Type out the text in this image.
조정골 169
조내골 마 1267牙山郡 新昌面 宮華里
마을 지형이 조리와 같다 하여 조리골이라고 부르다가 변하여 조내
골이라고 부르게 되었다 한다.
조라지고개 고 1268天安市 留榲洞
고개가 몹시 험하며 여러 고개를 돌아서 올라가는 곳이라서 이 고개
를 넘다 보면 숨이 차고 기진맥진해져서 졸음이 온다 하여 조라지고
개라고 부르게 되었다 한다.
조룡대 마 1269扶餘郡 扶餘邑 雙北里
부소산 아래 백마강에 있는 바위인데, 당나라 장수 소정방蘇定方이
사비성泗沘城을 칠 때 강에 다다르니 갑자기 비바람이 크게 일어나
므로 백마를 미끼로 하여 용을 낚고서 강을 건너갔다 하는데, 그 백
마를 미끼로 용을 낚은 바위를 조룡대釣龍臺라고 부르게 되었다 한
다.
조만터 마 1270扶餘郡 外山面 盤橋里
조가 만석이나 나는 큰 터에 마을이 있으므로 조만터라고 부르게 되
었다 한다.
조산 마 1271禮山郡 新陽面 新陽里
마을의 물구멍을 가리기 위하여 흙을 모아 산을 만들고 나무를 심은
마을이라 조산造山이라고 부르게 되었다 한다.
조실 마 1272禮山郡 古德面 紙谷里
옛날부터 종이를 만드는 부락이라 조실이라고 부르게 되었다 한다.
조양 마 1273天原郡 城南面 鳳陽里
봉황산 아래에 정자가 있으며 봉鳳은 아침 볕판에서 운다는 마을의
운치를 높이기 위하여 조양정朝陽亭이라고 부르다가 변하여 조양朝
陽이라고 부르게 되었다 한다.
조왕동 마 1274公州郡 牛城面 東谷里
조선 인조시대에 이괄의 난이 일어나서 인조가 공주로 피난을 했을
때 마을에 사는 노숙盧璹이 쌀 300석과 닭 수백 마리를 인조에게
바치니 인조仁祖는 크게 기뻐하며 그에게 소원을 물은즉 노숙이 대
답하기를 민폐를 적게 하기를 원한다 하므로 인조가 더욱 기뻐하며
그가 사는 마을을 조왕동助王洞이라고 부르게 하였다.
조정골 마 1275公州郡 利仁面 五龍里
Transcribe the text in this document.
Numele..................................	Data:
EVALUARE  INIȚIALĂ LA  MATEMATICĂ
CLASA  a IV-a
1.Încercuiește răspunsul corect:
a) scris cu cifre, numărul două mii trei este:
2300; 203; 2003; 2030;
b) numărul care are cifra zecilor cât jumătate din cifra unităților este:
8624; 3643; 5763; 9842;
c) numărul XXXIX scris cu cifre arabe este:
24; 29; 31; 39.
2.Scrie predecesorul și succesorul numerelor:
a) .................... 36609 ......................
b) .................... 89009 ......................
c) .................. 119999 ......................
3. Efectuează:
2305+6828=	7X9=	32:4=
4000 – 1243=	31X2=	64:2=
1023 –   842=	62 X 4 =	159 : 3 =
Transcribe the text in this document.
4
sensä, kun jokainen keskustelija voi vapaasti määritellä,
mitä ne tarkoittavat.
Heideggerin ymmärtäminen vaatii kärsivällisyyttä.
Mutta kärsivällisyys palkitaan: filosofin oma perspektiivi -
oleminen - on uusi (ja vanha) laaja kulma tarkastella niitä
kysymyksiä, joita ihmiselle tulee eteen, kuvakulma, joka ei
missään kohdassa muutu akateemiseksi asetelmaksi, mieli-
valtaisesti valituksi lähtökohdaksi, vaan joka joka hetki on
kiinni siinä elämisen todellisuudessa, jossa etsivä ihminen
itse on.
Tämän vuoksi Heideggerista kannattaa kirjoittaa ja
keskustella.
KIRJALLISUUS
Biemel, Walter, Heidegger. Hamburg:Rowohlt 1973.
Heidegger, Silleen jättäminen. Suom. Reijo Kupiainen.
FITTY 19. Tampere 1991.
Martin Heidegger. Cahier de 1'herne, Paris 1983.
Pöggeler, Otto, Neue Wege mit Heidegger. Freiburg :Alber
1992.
-- -- --
REQUEST: Copy out each line exactly as written.

EXPECTED ANSWER:
Type out the text in this image.
조정골 169
조내골 마 1267牙山郡 新昌面 宮華里
마을 지형이 조리와 같다 하여 조리골이라고 부르다가 변하여 조내
골이라고 부르게 되었다 한다.
조라지고개 고 1268天安市 留榲洞
고개가 몹시 험하며 여러 고개를 돌아서 올라가는 곳이라서 이 고개
를 넘다 보면 숨이 차고 기진맥진해져서 졸음이 온다 하여 조라지고
개라고 부르게 되었다 한다.
조룡대 마 1269扶餘郡 扶餘邑 雙北里
부소산 아래 백마강에 있는 바위인데, 당나라 장수 소정방蘇定方이
사비성泗沘城을 칠 때 강에 다다르니 갑자기 비바람이 크게 일어나
므로 백마를 미끼로 하여 용을 낚고서 강을 건너갔다 하는데, 그 백
마를 미끼로 용을 낚은 바위를 조룡대釣龍臺라고 부르게 되었다 한
다.
조만터 마 1270扶餘郡 外山面 盤橋里
조가 만석이나 나는 큰 터에 마을이 있으므로 조만터라고 부르게 되
었다 한다.
조산 마 1271禮山郡 新陽面 新陽里
마을의 물구멍을 가리기 위하여 흙을 모아 산을 만들고 나무를 심은
마을이라 조산造山이라고 부르게 되었다 한다.
조실 마 1272禮山郡 古德面 紙谷里
옛날부터 종이를 만드는 부락이라 조실이라고 부르게 되었다 한다.
조양 마 1273天原郡 城南面 鳳陽里
봉황산 아래에 정자가 있으며 봉鳳은 아침 볕판에서 운다는 마을의
운치를 높이기 위하여 조양정朝陽亭이라고 부르다가 변하여 조양朝
陽이라고 부르게 되었다 한다.
조왕동 마 1274公州郡 牛城面 東谷里
조선 인조시대에 이괄의 난이 일어나서 인조가 공주로 피난을 했을
때 마을에 사는 노숙盧璹이 쌀 300석과 닭 수백 마리를 인조에게
바치니 인조仁祖는 크게 기뻐하며 그에게 소원을 물은즉 노숙이 대
답하기를 민폐를 적게 하기를 원한다 하므로 인조가 더욱 기뻐하며
그가 사는 마을을 조왕동助王洞이라고 부르게 하였다.
조정골 마 1275公州郡 利仁面 五龍里
Transcribe the text in this document.
Numele..................................	Data:
EVALUARE  INIȚIALĂ LA  MATEMATICĂ
CLASA  a IV-a
1.Încercuiește răspunsul corect:
a) scris cu cifre, numărul două mii trei este:
2300; 203; 2003; 2030;
b) numărul care are cifra zecilor cât jumătate din cifra unităților este:
8624; 3643; 5763; 9842;
c) numărul XXXIX scris cu cifre arabe este:
24; 29; 31; 39.
2.Scrie predecesorul și succesorul numerelor:
a) .................... 36609 ......................
b) .................... 89009 ......................
c) .................. 119999 ......................
3. Efectuează:
2305+6828=	7X9=	32:4=
4000 – 1243=	31X2=	64:2=
1023 –   842=	62 X 4 =	159 : 3 =
Transcribe the text in this document.
4
sensä, kun jokainen keskustelija voi vapaasti määritellä,
mitä ne tarkoittavat.
Heideggerin ymmärtäminen vaatii kärsivällisyyttä.
Mutta kärsivällisyys palkitaan: filosofin oma perspektiivi -
oleminen - on uusi (ja vanha) laaja kulma tarkastella niitä
kysymyksiä, joita ihmiselle tulee eteen, kuvakulma, joka ei
missään kohdassa muutu akateemiseksi asetelmaksi, mieli-
valtaisesti valituksi lähtökohdaksi, vaan joka joka hetki on
kiinni siinä elämisen todellisuudessa, jossa etsivä ihminen
itse on.
Tämän vuoksi Heideggerista kannattaa kirjoittaa ja
keskustella.
KIRJALLISUUS
Biemel, Walter, Heidegger. Hamburg:Rowohlt 1973.
Heidegger, Silleen jättäminen. Suom. Reijo Kupiainen.
FITTY 19. Tampere 1991.
Martin Heidegger. Cahier de 1'herne, Paris 1983.
Pöggeler, Otto, Neue Wege mit Heidegger. Freiburg :Alber
1992.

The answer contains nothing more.